== Available records ==
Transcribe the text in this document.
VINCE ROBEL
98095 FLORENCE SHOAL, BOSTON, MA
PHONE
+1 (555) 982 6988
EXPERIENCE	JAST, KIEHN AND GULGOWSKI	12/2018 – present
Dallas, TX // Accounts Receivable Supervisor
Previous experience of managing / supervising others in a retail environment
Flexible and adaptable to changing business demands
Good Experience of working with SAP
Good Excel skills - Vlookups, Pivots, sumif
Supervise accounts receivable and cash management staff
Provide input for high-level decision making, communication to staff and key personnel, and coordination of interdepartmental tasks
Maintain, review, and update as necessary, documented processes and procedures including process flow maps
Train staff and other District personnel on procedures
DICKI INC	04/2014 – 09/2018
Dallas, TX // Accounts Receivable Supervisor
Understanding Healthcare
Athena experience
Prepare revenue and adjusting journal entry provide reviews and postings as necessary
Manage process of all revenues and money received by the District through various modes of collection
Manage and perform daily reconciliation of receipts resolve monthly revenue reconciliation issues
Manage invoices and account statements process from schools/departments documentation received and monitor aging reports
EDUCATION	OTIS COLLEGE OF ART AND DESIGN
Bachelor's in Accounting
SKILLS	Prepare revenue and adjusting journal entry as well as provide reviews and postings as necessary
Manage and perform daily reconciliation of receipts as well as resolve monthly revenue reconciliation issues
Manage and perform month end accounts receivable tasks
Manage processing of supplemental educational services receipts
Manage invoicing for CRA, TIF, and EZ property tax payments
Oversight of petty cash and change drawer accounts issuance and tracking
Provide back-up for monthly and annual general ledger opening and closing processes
===
# Your objective
Every record above needs to be repeated word for word.

# Output of the task
Transcribe the text in this document.
VINCE ROBEL
98095 FLORENCE SHOAL, BOSTON, MA
PHONE
+1 (555) 982 6988
EXPERIENCE	JAST, KIEHN AND GULGOWSKI	12/2018 – present
Dallas, TX // Accounts Receivable Supervisor
Previous experience of managing / supervising others in a retail environment
Flexible and adaptable to changing business demands
Good Experience of working with SAP
Good Excel skills - Vlookups, Pivots, sumif
Supervise accounts receivable and cash management staff
Provide input for high-level decision making, communication to staff and key personnel, and coordination of interdepartmental tasks
Maintain, review, and update as necessary, documented processes and procedures including process flow maps
Train staff and other District personnel on procedures
DICKI INC	04/2014 – 09/2018
Dallas, TX // Accounts Receivable Supervisor
Understanding Healthcare
Athena experience
Prepare revenue and adjusting journal entry provide reviews and postings as necessary
Manage process of all revenues and money received by the District through various modes of collection
Manage and perform daily reconciliation of receipts resolve monthly revenue reconciliation issues
Manage invoices and account statements process from schools/departments documentation received and monitor aging reports
EDUCATION	OTIS COLLEGE OF ART AND DESIGN
Bachelor's in Accounting
SKILLS	Prepare revenue and adjusting journal entry as well as provide reviews and postings as necessary
Manage and perform daily reconciliation of receipts as well as resolve monthly revenue reconciliation issues
Manage and perform month end accounts receivable tasks
Manage processing of supplemental educational services receipts
Manage invoicing for CRA, TIF, and EZ property tax payments
Oversight of petty cash and change drawer accounts issuance and tracking
Provide back-up for monthly and annual general ledger opening and closing processes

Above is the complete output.